══ Extract

So, as 2014 looms the question remains: Will 2014 be the year when the capacity crisis actually kicks in and drives trucking rates up mid- to high-single digits?
“While we would like to think that’s a real possibility, without the economy shifting into a higher gear this outcome is unlikely,” Larkin says. “We would expect more of the same for both truckload and LTL carriers—low-single-digit year-over-year rate increases.”
According to Larkin, until the electronic logic devices (ELDs) are mandated across the board by the federal government, the sluggish economy, coupled with collaborative supply chain efficiencies put in place by shippers and carriers alike, will drive “pedestrian” rate increases.
“Once the ELD’s go into effect, we may finally have the catalyst that drains enough capacity from the market to drive the much anticipated mid- to high-single-digit increases,” adds Larkin.
Rail/Intermodal: Increase on track
Brooks Bentz, a partner in Accenture’s supply chain management practice, jokingly referred to “yawns of surprise” when evaluating rates in 2013, and does not see a significant change this year.
“I believe that the economy will continue recovering, but at a very modest pace, and that rate making in carload and intermodal will reflect that,” says Bentz. “Exceptions may be there in the really hot areas, such as drilling pipe, frac sand, as well as petroleum and gas output. But since there’s not much of a long history there, it will be hard to gauge.”
Bentz says that intermodal is doing well domestically and still lagging internationally—a trend he sees as ongoing. The “market-changers” will be the willingness, followed by the ability, of some carriers to mount an assault on the shorter-haul markets with their hub-and-spoke approach. According to Bentz, this is a burst of new thinking and an approach to penetrating the market segment that has some of the largest volumes.
“Railway operating efficiency is very strong across the board, but they are still striving to do better, which will make them a very competitive force for a long time to come,” says Bentz. “That means, shippers who are new or casual users of rail—either carload, intermodal, or both—should do the due diligence to examine rail as an alternative mode.”
According to the Intermodal Association of North America (IANA), the Southeast region led the intermodal sector in the third quarter of 2013, boasting an 11.3 percent gain over the same period last year. Following immediately behind was the Northeast region, which posted an 8.3 percent gain compared to the same quarter in 2012. The Midwest maintained its year-over-year third quarter hold on the largest percentage share of regional traffic, with 28 percent.
“It is also worth noting that the trailer segment grew in all three months of the third quarter, reversing three years of decline and contributing to domestic growth,” says Joni Casey, president and CEO of the Intermodal Association of North American.
Finally, says Casey, there is always variability in these factors between domestic and international intermodal services. Shippers are mitigating their exposure to sudden rate increases by segmenting lanes and repositioning warehousing closer to hubs and ocean cargo gateways. “We keep knocking miles off the length of the haul,” she adds, “and that is going to address a lot of rate issues for us now and in the future.”
Ocean: Hikes unlikely
An ocean carrier price fixing case currently under investigation by the European Commission (EC) may indicate how desperate things have become in this sector, say analysts for the London-based consultancy Drewry Supply Chain Advisors.
“On one hand, carriers will argue that they are only doing what they have always done, namely notifying shippers of future price increases in good faith,” says Philip Damas, Drewry’s director. “Moreover, the way that they’ve been carrying out the function hasn’t gotten them anywhere, as evidenced by the downward spiral in freight rates in the past four years.”

════
══ Material provided

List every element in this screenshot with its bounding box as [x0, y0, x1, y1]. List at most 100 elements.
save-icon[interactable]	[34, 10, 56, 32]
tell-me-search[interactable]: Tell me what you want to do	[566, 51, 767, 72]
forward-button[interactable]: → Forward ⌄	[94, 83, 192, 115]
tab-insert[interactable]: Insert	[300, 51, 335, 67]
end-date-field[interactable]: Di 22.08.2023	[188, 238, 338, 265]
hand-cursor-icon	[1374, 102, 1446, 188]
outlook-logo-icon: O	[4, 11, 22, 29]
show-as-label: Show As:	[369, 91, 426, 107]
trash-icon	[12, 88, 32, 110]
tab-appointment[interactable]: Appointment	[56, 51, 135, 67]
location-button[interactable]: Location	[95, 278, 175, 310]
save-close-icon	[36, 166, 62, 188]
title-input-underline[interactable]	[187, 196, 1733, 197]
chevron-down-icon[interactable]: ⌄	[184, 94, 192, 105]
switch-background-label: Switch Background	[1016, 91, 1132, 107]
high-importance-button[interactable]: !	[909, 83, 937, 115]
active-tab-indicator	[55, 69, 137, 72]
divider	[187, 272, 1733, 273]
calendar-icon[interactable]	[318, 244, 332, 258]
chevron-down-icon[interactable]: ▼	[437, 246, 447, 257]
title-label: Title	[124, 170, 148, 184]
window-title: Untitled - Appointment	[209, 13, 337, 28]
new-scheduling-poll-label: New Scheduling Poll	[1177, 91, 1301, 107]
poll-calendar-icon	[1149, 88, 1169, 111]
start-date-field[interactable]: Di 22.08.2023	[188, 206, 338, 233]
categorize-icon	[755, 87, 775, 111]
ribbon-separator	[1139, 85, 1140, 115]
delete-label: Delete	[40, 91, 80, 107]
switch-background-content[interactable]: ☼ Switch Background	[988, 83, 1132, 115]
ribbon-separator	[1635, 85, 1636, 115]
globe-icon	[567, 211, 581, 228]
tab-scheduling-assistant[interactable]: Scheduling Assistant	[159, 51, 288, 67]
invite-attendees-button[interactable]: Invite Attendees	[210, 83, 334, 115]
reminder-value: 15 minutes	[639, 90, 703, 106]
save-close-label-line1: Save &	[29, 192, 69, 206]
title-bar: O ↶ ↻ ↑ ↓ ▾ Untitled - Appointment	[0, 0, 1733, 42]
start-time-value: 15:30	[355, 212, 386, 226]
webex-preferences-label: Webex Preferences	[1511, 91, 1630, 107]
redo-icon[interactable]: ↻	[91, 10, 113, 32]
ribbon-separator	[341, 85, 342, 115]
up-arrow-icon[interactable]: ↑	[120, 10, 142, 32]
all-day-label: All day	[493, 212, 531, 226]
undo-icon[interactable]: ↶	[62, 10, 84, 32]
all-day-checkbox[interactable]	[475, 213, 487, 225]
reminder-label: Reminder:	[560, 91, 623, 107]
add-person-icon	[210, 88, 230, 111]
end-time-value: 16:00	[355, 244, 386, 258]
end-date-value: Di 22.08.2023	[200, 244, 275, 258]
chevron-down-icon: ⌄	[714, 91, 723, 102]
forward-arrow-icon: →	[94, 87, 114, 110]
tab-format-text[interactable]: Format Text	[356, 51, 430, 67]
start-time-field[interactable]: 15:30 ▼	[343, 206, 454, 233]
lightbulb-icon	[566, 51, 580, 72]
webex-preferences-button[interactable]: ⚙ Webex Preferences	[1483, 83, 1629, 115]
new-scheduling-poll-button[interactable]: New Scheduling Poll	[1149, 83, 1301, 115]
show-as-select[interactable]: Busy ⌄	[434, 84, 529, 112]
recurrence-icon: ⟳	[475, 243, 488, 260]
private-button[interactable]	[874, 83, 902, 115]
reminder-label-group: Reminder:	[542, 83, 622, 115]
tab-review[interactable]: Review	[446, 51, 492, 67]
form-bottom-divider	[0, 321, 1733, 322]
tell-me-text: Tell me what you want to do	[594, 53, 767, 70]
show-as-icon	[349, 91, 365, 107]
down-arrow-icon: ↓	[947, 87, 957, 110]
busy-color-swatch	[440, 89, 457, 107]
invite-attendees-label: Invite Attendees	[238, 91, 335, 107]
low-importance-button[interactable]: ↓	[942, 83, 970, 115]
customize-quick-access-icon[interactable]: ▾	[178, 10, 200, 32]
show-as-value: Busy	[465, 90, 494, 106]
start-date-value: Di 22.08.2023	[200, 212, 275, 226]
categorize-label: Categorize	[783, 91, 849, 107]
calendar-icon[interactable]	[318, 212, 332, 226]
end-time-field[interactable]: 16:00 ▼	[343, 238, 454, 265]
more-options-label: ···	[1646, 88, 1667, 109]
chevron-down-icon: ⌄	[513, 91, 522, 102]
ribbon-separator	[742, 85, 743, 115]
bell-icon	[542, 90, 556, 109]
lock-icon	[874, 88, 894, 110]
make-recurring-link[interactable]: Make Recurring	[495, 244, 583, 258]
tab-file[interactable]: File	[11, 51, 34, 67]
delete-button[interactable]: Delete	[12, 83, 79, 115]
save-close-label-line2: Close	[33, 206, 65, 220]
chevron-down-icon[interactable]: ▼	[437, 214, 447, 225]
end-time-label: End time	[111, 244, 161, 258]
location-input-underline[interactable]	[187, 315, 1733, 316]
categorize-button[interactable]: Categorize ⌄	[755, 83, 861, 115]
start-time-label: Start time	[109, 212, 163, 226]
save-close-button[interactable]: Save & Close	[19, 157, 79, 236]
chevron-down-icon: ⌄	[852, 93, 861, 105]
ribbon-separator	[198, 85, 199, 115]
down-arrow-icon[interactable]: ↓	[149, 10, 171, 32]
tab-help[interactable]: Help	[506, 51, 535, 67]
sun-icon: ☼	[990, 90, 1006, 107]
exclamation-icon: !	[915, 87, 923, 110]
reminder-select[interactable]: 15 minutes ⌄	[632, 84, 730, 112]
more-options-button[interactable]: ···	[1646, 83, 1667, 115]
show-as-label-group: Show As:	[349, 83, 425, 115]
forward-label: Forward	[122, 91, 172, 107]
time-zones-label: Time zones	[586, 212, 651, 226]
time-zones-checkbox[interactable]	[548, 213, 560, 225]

════

Exercise set:
A – In the freight rate article, condense the paragraph beginning "According to the Intermodal Association of North America (IANA)" into a short bulleted list that keeps its main facts.
B – In the freight rate article, what does Larkin say may finally drain enough capacity from the market to produce mid- to high-single-digit rate increases?

Task-by-task results:
A –
Intermodal results for the third quarter of 2013, according to the Intermodal Association of North America (IANA):
- The Southeast region led the sector with an 11.3 percent gain over the same period of the previous year.
- The Northeast region was next with an 8.3 percent gain over the third quarter of 2012.
- The Midwest kept the largest percentage share of regional traffic, at 28 percent.

B – The electronic logic devices (ELDs) going into effect.